> _Source material_
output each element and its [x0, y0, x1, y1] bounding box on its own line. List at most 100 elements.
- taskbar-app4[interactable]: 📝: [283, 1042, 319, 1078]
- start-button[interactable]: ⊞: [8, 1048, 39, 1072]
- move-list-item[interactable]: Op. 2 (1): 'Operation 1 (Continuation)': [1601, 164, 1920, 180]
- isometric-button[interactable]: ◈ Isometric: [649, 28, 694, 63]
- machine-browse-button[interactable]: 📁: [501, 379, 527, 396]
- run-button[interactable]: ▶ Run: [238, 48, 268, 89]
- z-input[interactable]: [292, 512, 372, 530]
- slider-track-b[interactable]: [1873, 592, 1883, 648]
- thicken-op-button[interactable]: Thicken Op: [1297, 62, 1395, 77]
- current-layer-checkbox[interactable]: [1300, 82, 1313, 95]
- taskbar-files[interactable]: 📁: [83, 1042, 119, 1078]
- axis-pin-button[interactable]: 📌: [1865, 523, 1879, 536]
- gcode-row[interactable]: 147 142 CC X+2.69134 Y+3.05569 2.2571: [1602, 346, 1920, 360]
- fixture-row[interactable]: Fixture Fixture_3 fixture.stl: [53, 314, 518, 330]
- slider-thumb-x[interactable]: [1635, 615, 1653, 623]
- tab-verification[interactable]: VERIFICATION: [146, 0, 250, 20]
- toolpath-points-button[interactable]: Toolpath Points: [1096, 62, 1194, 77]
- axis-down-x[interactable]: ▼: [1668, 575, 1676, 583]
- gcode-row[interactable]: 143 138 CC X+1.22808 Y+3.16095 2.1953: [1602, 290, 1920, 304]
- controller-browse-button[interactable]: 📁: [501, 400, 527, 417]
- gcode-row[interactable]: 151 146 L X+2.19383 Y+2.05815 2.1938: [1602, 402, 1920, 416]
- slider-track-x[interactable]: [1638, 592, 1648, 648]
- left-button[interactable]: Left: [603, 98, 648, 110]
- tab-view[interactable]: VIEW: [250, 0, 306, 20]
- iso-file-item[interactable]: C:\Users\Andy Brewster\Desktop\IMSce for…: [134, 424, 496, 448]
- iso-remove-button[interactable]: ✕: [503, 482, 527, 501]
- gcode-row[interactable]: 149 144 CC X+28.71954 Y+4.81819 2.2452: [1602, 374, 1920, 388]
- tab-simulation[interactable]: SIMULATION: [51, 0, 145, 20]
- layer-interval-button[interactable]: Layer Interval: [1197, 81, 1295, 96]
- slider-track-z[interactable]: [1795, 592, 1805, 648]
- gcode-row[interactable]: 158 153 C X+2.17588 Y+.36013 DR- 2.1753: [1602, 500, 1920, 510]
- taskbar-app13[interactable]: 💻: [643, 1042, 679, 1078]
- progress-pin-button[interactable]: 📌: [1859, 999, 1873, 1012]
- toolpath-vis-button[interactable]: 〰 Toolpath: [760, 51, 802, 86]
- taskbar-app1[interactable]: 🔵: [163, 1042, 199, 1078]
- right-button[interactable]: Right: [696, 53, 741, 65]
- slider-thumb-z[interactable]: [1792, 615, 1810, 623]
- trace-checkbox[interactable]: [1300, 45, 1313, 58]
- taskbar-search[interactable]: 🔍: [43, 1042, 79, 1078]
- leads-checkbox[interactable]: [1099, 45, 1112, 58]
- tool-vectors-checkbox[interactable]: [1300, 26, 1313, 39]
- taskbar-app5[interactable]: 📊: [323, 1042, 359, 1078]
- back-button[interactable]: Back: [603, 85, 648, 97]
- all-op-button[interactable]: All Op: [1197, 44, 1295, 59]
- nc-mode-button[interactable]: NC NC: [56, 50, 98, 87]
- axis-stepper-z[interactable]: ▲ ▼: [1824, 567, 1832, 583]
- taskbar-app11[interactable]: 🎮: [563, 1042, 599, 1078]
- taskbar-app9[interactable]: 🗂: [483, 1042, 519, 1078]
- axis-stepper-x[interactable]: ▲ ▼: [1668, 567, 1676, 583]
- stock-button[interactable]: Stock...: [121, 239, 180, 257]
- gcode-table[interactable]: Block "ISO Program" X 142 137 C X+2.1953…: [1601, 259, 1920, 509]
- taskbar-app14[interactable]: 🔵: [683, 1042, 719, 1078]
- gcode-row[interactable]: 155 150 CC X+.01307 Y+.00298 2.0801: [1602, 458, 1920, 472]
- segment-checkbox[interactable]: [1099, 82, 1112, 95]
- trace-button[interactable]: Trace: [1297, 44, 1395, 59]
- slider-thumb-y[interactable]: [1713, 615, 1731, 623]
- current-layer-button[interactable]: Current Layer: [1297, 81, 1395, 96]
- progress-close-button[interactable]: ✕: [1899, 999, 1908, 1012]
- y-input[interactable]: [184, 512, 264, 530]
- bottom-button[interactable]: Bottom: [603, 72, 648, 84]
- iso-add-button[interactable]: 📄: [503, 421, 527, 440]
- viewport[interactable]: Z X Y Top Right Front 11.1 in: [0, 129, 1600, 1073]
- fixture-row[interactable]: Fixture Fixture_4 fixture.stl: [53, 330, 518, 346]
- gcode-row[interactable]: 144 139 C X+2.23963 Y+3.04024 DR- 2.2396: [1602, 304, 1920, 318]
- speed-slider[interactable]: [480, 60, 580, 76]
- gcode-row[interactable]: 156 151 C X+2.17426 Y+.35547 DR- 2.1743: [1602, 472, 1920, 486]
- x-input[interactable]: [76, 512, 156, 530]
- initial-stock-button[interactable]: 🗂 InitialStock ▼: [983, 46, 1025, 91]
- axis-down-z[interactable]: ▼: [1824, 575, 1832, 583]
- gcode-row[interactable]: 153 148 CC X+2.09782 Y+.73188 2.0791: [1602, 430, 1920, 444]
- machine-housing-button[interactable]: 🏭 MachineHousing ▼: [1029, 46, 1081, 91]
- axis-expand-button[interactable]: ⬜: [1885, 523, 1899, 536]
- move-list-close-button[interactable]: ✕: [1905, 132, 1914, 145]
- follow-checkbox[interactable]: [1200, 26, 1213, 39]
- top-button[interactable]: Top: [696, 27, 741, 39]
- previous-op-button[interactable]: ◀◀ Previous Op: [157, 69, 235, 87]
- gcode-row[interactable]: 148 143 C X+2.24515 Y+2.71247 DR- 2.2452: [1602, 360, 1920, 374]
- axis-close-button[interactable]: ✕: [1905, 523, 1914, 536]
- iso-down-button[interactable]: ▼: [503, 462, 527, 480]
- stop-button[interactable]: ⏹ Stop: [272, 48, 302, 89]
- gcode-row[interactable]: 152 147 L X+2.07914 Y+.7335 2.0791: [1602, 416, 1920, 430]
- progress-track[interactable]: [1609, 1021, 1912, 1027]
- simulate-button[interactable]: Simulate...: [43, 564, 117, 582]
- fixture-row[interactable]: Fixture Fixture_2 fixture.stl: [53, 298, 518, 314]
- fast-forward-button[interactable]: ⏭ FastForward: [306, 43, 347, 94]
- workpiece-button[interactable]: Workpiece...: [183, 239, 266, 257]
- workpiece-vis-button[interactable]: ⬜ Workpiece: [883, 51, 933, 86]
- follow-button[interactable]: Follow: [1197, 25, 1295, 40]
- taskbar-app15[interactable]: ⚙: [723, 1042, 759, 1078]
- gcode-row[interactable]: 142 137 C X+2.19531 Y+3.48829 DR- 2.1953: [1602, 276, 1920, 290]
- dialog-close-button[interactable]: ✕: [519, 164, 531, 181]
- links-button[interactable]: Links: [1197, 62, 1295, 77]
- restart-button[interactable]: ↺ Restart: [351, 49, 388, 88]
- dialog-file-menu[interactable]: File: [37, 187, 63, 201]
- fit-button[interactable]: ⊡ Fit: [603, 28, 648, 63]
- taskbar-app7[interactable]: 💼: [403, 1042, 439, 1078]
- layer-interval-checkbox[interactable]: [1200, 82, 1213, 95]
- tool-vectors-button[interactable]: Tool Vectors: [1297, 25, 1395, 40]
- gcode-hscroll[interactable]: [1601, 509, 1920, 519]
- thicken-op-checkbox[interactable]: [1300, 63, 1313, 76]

> _Job_
Print the listing above without any change, from its first line through the line containing "0, 250, 20]", both included.

> _Answer to this task_
output each element and its [x0, y0, x1, y1] bounding box on its own line. List at most 100 elements.
- taskbar-app4[interactable]: 📝: [283, 1042, 319, 1078]
- start-button[interactable]: ⊞: [8, 1048, 39, 1072]
- move-list-item[interactable]: Op. 2 (1): 'Operation 1 (Continuation)': [1601, 164, 1920, 180]
- isometric-button[interactable]: ◈ Isometric: [649, 28, 694, 63]
- machine-browse-button[interactable]: 📁: [501, 379, 527, 396]
- run-button[interactable]: ▶ Run: [238, 48, 268, 89]
- z-input[interactable]: [292, 512, 372, 530]
- slider-track-b[interactable]: [1873, 592, 1883, 648]
- thicken-op-button[interactable]: Thicken Op: [1297, 62, 1395, 77]
- current-layer-checkbox[interactable]: [1300, 82, 1313, 95]
- taskbar-files[interactable]: 📁: [83, 1042, 119, 1078]
- axis-pin-button[interactable]: 📌: [1865, 523, 1879, 536]
- gcode-row[interactable]: 147 142 CC X+2.69134 Y+3.05569 2.2571: [1602, 346, 1920, 360]
- fixture-row[interactable]: Fixture Fixture_3 fixture.stl: [53, 314, 518, 330]
- slider-thumb-x[interactable]: [1635, 615, 1653, 623]
- tab-verification[interactable]: VERIFICATION: [146, 0, 250, 20]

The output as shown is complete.